* **INSTRUCTION**
Every line that holds "Tiffany" should be shown.

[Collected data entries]

• • •

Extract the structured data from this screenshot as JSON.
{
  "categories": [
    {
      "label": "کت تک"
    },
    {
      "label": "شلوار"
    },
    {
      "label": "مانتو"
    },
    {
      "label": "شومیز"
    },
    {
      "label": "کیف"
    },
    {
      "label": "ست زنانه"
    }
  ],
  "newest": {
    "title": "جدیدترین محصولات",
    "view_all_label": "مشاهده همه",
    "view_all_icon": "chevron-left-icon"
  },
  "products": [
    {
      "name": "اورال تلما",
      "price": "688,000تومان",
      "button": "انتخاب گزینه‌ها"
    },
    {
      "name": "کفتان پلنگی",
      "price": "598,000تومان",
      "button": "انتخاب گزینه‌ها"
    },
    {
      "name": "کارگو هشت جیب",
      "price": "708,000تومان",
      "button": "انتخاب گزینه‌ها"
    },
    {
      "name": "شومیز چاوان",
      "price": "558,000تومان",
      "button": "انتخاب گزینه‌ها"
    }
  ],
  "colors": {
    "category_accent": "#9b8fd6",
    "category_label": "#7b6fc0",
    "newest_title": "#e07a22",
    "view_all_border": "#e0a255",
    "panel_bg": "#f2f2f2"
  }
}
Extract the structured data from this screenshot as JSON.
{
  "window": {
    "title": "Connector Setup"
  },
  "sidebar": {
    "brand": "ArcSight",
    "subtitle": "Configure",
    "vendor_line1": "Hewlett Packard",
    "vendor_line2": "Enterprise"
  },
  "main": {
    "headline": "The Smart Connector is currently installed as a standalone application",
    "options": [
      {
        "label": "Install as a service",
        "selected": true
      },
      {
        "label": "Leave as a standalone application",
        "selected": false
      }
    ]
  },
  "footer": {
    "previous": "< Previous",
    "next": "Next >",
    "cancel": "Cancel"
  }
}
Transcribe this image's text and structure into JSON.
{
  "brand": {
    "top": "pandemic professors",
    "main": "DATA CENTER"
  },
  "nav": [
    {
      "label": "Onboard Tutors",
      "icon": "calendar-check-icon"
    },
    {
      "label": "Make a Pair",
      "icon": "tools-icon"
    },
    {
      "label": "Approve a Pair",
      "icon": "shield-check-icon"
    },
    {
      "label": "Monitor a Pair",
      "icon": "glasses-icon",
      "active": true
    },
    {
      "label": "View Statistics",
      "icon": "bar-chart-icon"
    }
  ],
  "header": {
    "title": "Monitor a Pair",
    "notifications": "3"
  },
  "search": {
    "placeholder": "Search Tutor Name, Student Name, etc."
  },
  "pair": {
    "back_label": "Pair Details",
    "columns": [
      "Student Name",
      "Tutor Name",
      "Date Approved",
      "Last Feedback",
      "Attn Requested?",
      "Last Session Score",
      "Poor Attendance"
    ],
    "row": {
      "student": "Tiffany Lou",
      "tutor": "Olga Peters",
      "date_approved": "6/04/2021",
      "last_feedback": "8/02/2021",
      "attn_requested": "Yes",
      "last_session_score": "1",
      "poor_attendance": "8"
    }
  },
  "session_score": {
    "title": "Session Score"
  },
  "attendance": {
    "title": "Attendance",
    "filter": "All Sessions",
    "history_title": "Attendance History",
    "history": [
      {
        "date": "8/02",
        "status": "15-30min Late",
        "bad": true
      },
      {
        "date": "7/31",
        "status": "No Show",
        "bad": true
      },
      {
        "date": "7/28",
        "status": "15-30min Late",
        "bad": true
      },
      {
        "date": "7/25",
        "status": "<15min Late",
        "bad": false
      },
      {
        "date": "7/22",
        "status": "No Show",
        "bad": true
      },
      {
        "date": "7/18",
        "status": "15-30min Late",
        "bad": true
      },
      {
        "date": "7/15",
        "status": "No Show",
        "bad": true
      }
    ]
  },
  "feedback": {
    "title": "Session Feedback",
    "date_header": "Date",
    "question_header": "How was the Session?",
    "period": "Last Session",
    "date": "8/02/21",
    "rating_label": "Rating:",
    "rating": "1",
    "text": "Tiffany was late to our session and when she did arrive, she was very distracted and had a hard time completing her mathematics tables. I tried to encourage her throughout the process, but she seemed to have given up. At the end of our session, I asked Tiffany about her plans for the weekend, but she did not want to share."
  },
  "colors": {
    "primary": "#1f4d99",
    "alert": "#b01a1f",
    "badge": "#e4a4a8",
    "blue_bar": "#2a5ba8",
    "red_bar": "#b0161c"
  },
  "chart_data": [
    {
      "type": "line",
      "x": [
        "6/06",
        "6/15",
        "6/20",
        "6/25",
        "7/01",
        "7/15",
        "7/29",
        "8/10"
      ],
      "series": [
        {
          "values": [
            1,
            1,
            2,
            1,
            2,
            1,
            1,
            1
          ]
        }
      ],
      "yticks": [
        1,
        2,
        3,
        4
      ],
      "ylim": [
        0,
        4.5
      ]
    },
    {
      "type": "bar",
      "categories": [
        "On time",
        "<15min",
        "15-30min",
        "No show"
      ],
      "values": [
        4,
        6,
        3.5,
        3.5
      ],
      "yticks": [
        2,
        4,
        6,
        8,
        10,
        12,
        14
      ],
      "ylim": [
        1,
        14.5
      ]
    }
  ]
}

• • •

* **WORKED SOLUTION**
      "student": "Tiffany Lou",
    "text": "Tiffany was late to our session and when she did arrive, she was very distracted and had a hard time completing her mathematics tables. I tried to encourage her throughout the process, but she seemed to have given up. At the end of our session, I asked Tiffany about her plans for the weekend, but she did not want to share."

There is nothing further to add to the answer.